>> begin Records provided

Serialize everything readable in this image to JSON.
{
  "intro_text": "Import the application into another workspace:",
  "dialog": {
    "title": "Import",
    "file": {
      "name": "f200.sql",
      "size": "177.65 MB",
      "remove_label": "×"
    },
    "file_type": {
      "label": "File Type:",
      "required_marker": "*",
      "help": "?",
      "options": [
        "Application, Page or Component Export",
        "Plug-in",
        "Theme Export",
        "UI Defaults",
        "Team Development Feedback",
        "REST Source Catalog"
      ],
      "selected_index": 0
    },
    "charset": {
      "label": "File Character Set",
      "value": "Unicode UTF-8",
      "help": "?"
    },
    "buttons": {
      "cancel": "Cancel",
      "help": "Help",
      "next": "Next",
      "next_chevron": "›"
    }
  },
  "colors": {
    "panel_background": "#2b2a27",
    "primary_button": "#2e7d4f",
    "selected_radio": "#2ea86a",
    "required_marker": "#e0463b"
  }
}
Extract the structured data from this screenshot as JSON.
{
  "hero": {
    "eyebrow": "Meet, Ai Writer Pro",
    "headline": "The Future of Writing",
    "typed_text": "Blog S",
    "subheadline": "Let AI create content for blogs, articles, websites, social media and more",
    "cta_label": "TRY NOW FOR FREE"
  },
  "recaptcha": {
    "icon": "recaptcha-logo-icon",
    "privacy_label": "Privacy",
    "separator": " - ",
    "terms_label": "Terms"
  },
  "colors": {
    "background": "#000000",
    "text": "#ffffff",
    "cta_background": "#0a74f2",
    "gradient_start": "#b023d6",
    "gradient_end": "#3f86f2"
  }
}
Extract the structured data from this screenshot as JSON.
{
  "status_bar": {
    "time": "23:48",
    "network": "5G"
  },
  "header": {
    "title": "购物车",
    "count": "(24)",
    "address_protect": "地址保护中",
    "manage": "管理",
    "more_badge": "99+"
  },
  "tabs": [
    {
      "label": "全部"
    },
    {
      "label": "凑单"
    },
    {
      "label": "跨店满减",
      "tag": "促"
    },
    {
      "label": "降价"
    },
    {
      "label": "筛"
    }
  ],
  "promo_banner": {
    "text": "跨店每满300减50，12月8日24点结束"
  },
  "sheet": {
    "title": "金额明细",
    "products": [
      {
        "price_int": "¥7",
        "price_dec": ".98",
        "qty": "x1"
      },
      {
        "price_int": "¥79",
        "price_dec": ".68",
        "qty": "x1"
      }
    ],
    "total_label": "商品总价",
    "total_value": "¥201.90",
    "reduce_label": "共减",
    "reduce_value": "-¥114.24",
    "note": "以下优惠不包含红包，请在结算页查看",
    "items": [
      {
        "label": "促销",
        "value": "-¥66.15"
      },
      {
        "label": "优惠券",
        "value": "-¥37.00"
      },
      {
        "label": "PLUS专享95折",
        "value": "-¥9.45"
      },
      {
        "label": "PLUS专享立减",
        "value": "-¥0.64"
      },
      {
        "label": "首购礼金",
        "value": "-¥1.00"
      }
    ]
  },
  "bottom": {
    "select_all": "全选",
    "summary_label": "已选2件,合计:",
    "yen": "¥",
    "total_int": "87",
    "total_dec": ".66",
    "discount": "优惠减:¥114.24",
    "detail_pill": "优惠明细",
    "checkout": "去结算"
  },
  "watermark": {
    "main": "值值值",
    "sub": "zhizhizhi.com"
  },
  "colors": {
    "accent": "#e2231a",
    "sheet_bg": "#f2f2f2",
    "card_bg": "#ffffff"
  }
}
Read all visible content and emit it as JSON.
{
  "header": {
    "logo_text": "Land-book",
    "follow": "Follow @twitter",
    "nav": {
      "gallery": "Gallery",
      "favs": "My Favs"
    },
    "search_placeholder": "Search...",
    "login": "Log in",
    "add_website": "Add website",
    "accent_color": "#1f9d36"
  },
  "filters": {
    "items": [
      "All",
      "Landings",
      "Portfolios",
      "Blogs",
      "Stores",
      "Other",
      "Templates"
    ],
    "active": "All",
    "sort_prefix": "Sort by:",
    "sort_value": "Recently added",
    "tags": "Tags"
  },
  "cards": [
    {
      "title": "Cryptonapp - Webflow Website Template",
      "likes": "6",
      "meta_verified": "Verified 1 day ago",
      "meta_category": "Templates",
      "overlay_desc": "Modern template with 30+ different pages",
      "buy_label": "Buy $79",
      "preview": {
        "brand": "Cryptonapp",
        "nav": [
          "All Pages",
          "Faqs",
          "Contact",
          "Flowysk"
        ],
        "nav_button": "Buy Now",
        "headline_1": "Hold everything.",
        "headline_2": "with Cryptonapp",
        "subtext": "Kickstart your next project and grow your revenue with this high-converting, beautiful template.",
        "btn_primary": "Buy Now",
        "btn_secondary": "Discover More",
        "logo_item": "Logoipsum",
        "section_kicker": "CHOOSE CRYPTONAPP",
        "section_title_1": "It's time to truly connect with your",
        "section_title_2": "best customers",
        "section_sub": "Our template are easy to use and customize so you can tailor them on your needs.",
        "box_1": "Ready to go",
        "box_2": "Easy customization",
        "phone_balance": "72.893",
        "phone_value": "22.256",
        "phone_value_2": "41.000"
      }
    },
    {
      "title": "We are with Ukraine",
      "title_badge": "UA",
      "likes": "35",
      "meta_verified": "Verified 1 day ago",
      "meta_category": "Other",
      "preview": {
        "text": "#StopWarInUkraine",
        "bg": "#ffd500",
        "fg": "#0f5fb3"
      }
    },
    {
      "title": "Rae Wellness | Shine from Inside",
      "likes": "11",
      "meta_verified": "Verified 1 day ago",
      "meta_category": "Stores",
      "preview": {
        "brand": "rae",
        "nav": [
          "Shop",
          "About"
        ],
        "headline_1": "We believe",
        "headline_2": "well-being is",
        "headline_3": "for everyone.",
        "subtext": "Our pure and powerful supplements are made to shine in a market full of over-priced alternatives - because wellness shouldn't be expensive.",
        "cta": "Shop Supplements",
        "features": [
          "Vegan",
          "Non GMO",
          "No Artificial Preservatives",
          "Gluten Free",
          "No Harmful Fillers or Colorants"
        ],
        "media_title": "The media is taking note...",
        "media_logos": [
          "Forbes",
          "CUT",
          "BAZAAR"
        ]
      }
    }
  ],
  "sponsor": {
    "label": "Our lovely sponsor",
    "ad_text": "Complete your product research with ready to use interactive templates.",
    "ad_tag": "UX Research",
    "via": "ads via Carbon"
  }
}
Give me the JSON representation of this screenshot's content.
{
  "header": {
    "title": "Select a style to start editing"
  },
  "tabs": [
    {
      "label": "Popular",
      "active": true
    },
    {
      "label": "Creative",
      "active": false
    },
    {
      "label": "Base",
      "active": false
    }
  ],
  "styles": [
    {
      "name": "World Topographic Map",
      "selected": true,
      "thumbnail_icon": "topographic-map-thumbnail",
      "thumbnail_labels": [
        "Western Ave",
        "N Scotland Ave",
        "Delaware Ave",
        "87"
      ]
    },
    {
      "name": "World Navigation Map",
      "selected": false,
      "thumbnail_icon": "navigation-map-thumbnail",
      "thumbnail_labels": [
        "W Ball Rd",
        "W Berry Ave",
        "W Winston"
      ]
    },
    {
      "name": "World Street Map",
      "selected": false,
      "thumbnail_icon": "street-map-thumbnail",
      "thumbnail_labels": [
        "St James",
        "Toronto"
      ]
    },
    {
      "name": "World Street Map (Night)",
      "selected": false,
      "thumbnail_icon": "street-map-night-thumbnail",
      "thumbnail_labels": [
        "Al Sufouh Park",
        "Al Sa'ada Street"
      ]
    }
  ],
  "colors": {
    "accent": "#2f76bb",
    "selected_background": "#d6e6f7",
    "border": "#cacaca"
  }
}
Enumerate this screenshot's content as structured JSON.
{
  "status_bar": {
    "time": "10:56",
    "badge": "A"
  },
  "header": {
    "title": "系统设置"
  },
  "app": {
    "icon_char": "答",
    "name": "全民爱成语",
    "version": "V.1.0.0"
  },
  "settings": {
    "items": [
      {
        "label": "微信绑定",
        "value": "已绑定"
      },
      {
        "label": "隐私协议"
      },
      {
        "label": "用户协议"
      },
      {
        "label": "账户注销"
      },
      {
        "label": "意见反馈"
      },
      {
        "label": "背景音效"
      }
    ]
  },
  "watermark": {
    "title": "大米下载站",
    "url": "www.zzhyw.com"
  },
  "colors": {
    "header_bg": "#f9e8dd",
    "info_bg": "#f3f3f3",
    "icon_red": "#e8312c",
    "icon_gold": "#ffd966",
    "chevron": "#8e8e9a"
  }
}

>> end Records provided

• Given request: Set down, unchanged, the line that contains "Enumerate this screenshot's" together with every later line in the records, through the last one.

• Expected output:
Enumerate this screenshot's content as structured JSON.
{
  "status_bar": {
    "time": "10:56",
    "badge": "A"
  },
  "header": {
    "title": "系统设置"
  },
  "app": {
    "icon_char": "答",
    "name": "全民爱成语",
    "version": "V.1.0.0"
  },
  "settings": {
    "items": [
      {
        "label": "微信绑定",
        "value": "已绑定"
      },
      {
        "label": "隐私协议"
      },
      {
        "label": "用户协议"
      },
      {
        "label": "账户注销"
      },
      {
        "label": "意见反馈"
      },
      {
        "label": "背景音效"
      }
    ]
  },
  "watermark": {
    "title": "大米下载站",
    "url": "www.zzhyw.com"
  },
  "colors": {
    "header_bg": "#f9e8dd",
    "info_bg": "#f3f3f3",
    "icon_red": "#e8312c",
    "icon_gold": "#ffd966",
    "chevron": "#8e8e9a"
  }
}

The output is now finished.